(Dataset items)
==========

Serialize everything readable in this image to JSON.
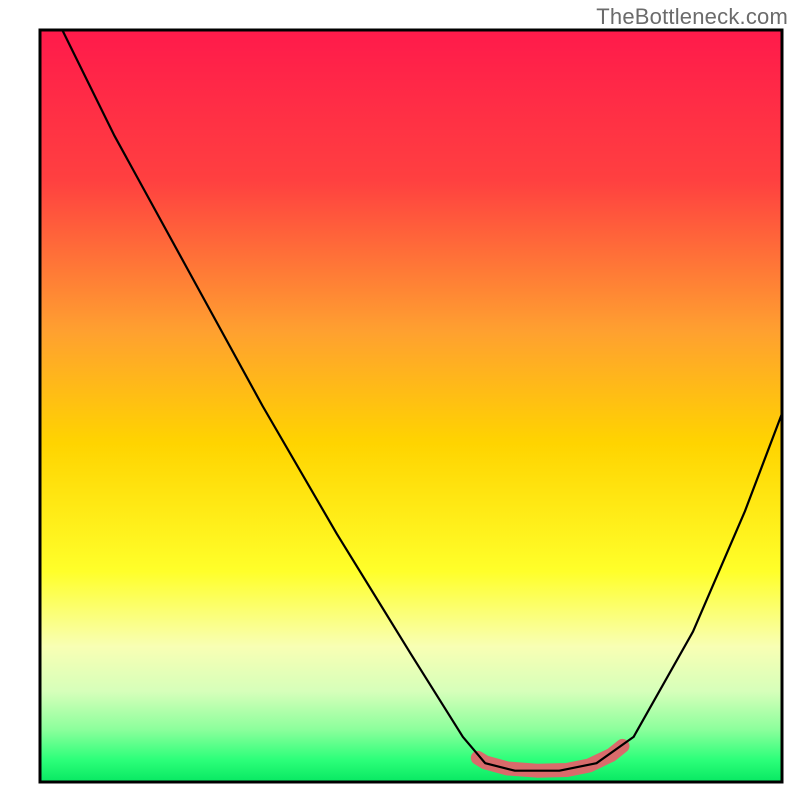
{
  "watermark": "TheBottleneck.com",
  "chart_data": {
    "type": "line",
    "title": "",
    "xlabel": "",
    "ylabel": "",
    "xlim": [
      0,
      100
    ],
    "ylim": [
      0,
      100
    ],
    "gradient_stops": [
      {
        "offset": 0,
        "color": "#ff1a4b"
      },
      {
        "offset": 20,
        "color": "#ff4040"
      },
      {
        "offset": 40,
        "color": "#ffa030"
      },
      {
        "offset": 55,
        "color": "#ffd400"
      },
      {
        "offset": 72,
        "color": "#ffff2a"
      },
      {
        "offset": 82,
        "color": "#f8ffb4"
      },
      {
        "offset": 88,
        "color": "#d6ffba"
      },
      {
        "offset": 93,
        "color": "#8cff9c"
      },
      {
        "offset": 97,
        "color": "#2dff7a"
      },
      {
        "offset": 100,
        "color": "#08e862"
      }
    ],
    "series": [
      {
        "name": "bottleneck-curve",
        "stroke": "#000000",
        "points": [
          {
            "x": 3,
            "y": 100
          },
          {
            "x": 10,
            "y": 86
          },
          {
            "x": 20,
            "y": 68
          },
          {
            "x": 30,
            "y": 50
          },
          {
            "x": 40,
            "y": 33
          },
          {
            "x": 50,
            "y": 17
          },
          {
            "x": 57,
            "y": 6
          },
          {
            "x": 60,
            "y": 2.5
          },
          {
            "x": 64,
            "y": 1.5
          },
          {
            "x": 70,
            "y": 1.5
          },
          {
            "x": 75,
            "y": 2.5
          },
          {
            "x": 80,
            "y": 6
          },
          {
            "x": 88,
            "y": 20
          },
          {
            "x": 95,
            "y": 36
          },
          {
            "x": 100,
            "y": 49
          }
        ]
      },
      {
        "name": "optimal-band",
        "stroke": "#d96b6b",
        "width": 14,
        "points": [
          {
            "x": 59,
            "y": 3.2
          },
          {
            "x": 60,
            "y": 2.6
          },
          {
            "x": 63,
            "y": 1.8
          },
          {
            "x": 67,
            "y": 1.5
          },
          {
            "x": 71,
            "y": 1.6
          },
          {
            "x": 74,
            "y": 2.2
          },
          {
            "x": 77,
            "y": 3.6
          },
          {
            "x": 78.5,
            "y": 4.8
          }
        ]
      }
    ]
  }
}
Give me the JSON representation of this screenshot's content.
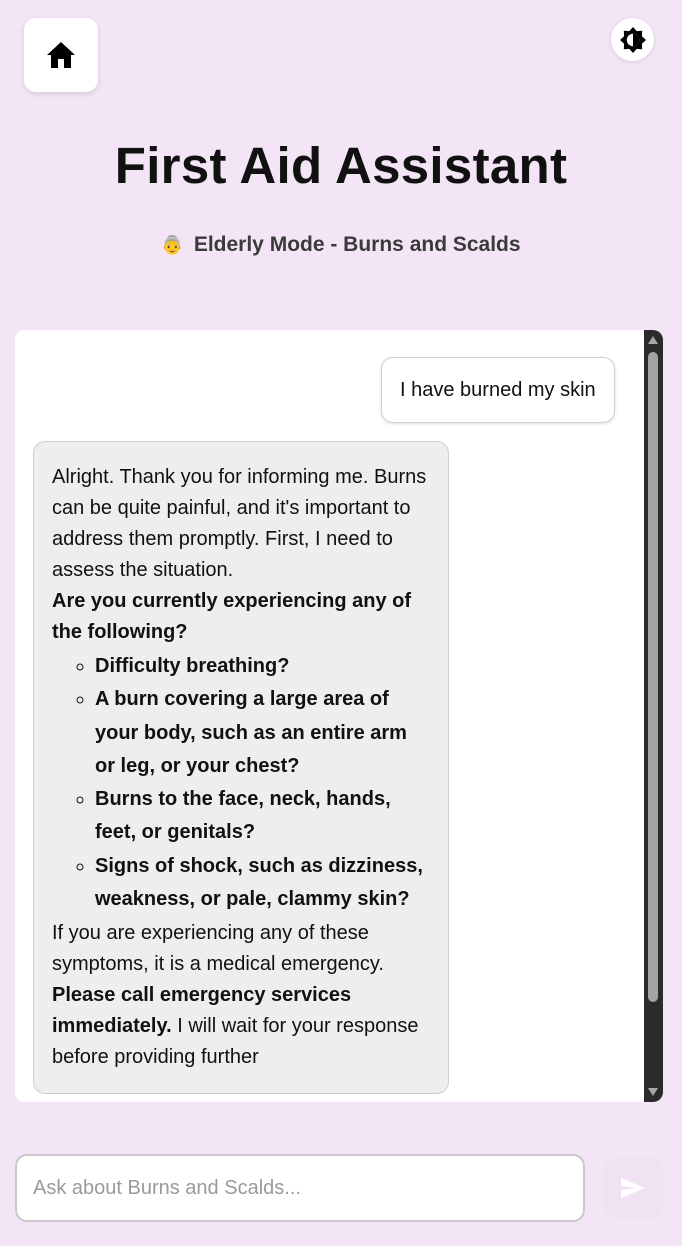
{
  "header": {
    "title": "First Aid Assistant",
    "mode_icon": "👵",
    "subtitle": "Elderly Mode - Burns and Scalds"
  },
  "icons": {
    "home": "home-icon",
    "theme": "brightness-icon",
    "send": "send-icon"
  },
  "messages": {
    "user": {
      "text": "I have burned my skin"
    },
    "bot": {
      "intro": "Alright. Thank you for informing me. Burns can be quite painful, and it's important to address them promptly. First, I need to assess the situation.",
      "question": "Are you currently experiencing any of the following?",
      "items": [
        "Difficulty breathing?",
        "A burn covering a large area of your body, such as an entire arm or leg, or your chest?",
        "Burns to the face, neck, hands, feet, or genitals?",
        "Signs of shock, such as dizziness, weakness, or pale, clammy skin?"
      ],
      "emergency_text": "If you are experiencing any of these symptoms, it is a medical emergency.",
      "emergency_bold": "Please call emergency services immediately.",
      "closing": "I will wait for your response before providing further"
    }
  },
  "composer": {
    "placeholder": "Ask about Burns and Scalds...",
    "value": ""
  },
  "colors": {
    "background": "#f3e5f5",
    "bot_bubble": "#eeeeee",
    "send_button": "#f0e2f2"
  }
}
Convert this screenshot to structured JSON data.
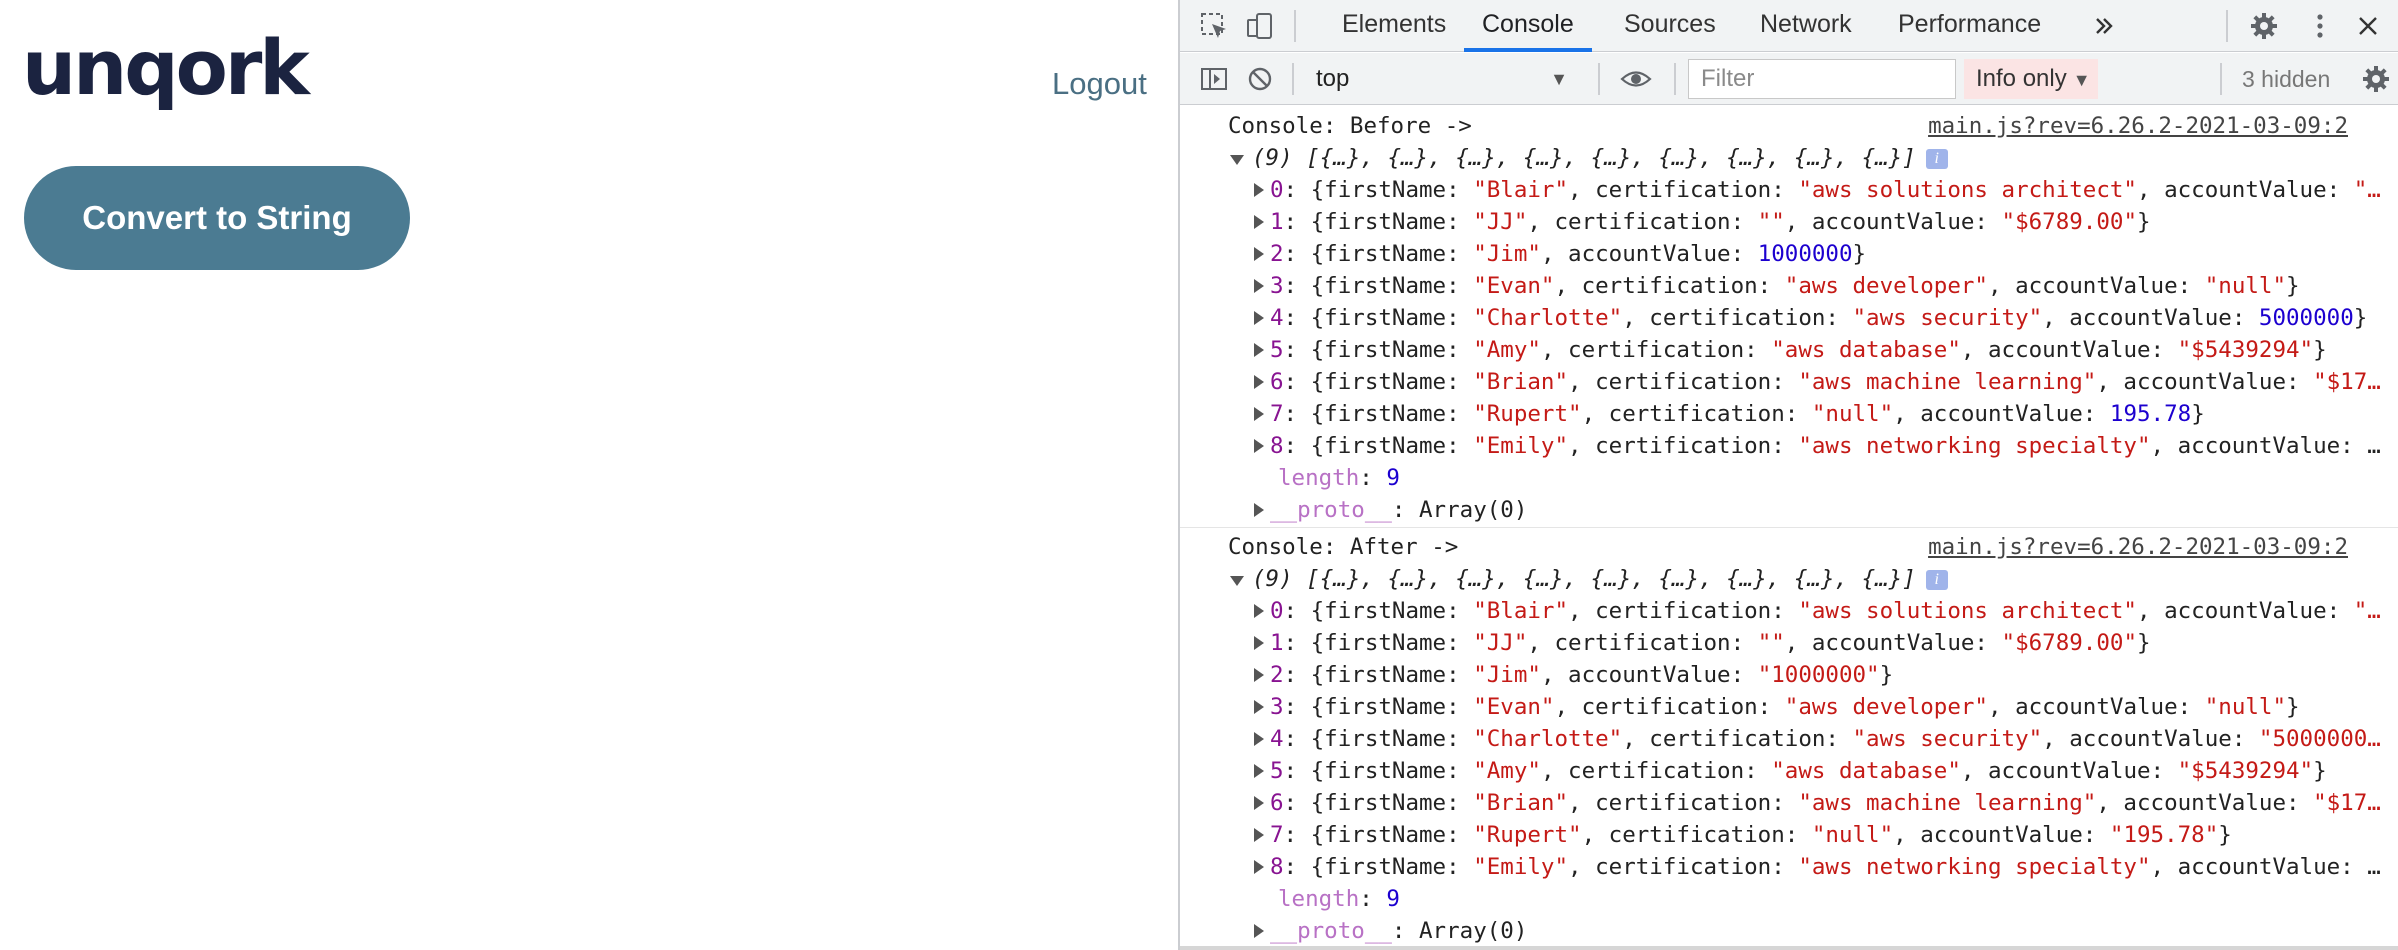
{
  "app": {
    "logo": "unqork",
    "logout_label": "Logout",
    "convert_button_label": "Convert to String",
    "colors": {
      "logo": "#1b2340",
      "button": "#4b7b92",
      "logout": "#4a6f83"
    }
  },
  "devtools": {
    "tabs": [
      "Elements",
      "Console",
      "Sources",
      "Network",
      "Performance"
    ],
    "active_tab": "Console",
    "more_tabs_icon": "chevrons-right-icon",
    "toolbar": {
      "context": "top",
      "filter_placeholder": "Filter",
      "levels": "Info only",
      "hidden_count": "3 hidden"
    },
    "console": {
      "groups": [
        {
          "label": "Console: Before ->",
          "source": "main.js?rev=6.26.2-2021-03-09:2",
          "array_head": "(9) [{…}, {…}, {…}, {…}, {…}, {…}, {…}, {…}, {…}]",
          "items": [
            {
              "idx": "0",
              "name": "\"Blair\"",
              "cert": "\"aws solutions architect\"",
              "value": "\"…",
              "value_type": "str",
              "truncated": true
            },
            {
              "idx": "1",
              "name": "\"JJ\"",
              "cert": "\"\"",
              "value": "\"$6789.00\"",
              "value_type": "str",
              "truncated": false
            },
            {
              "idx": "2",
              "name": "\"Jim\"",
              "cert": null,
              "value": "1000000",
              "value_type": "num",
              "truncated": false
            },
            {
              "idx": "3",
              "name": "\"Evan\"",
              "cert": "\"aws developer\"",
              "value": "\"null\"",
              "value_type": "str",
              "truncated": false
            },
            {
              "idx": "4",
              "name": "\"Charlotte\"",
              "cert": "\"aws security\"",
              "value": "5000000",
              "value_type": "num",
              "truncated": false
            },
            {
              "idx": "5",
              "name": "\"Amy\"",
              "cert": "\"aws database\"",
              "value": "\"$5439294\"",
              "value_type": "str",
              "truncated": false
            },
            {
              "idx": "6",
              "name": "\"Brian\"",
              "cert": "\"aws machine learning\"",
              "value": "\"$17…",
              "value_type": "str",
              "truncated": true
            },
            {
              "idx": "7",
              "name": "\"Rupert\"",
              "cert": "\"null\"",
              "value": "195.78",
              "value_type": "num",
              "truncated": false
            },
            {
              "idx": "8",
              "name": "\"Emily\"",
              "cert": "\"aws networking specialty\"",
              "value": "…",
              "value_type": "plain",
              "truncated": true
            }
          ],
          "length_label": "length",
          "length_value": "9",
          "proto_label": "__proto__",
          "proto_value": "Array(0)"
        },
        {
          "label": "Console: After ->",
          "source": "main.js?rev=6.26.2-2021-03-09:2",
          "array_head": "(9) [{…}, {…}, {…}, {…}, {…}, {…}, {…}, {…}, {…}]",
          "items": [
            {
              "idx": "0",
              "name": "\"Blair\"",
              "cert": "\"aws solutions architect\"",
              "value": "\"…",
              "value_type": "str",
              "truncated": true
            },
            {
              "idx": "1",
              "name": "\"JJ\"",
              "cert": "\"\"",
              "value": "\"$6789.00\"",
              "value_type": "str",
              "truncated": false
            },
            {
              "idx": "2",
              "name": "\"Jim\"",
              "cert": null,
              "value": "\"1000000\"",
              "value_type": "str",
              "truncated": false
            },
            {
              "idx": "3",
              "name": "\"Evan\"",
              "cert": "\"aws developer\"",
              "value": "\"null\"",
              "value_type": "str",
              "truncated": false
            },
            {
              "idx": "4",
              "name": "\"Charlotte\"",
              "cert": "\"aws security\"",
              "value": "\"5000000…",
              "value_type": "str",
              "truncated": true
            },
            {
              "idx": "5",
              "name": "\"Amy\"",
              "cert": "\"aws database\"",
              "value": "\"$5439294\"",
              "value_type": "str",
              "truncated": false
            },
            {
              "idx": "6",
              "name": "\"Brian\"",
              "cert": "\"aws machine learning\"",
              "value": "\"$17…",
              "value_type": "str",
              "truncated": true
            },
            {
              "idx": "7",
              "name": "\"Rupert\"",
              "cert": "\"null\"",
              "value": "\"195.78\"",
              "value_type": "str",
              "truncated": false
            },
            {
              "idx": "8",
              "name": "\"Emily\"",
              "cert": "\"aws networking specialty\"",
              "value": "…",
              "value_type": "plain",
              "truncated": true
            }
          ],
          "length_label": "length",
          "length_value": "9",
          "proto_label": "__proto__",
          "proto_value": "Array(0)"
        }
      ]
    }
  }
}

==========

In the records above, locate every line with the string "Burns" and copy it.

    "subtitle": "Elderly Mode - Burns and Scalds"
      "intro": "Alright. Thank you for informing me. Burns can be quite painful, and it's important to address them promptly. First, I need to assess the situation.",
        "Burns to the face, neck, hands, feet, or genitals?",
    "placeholder": "Ask about Burns and Scalds...",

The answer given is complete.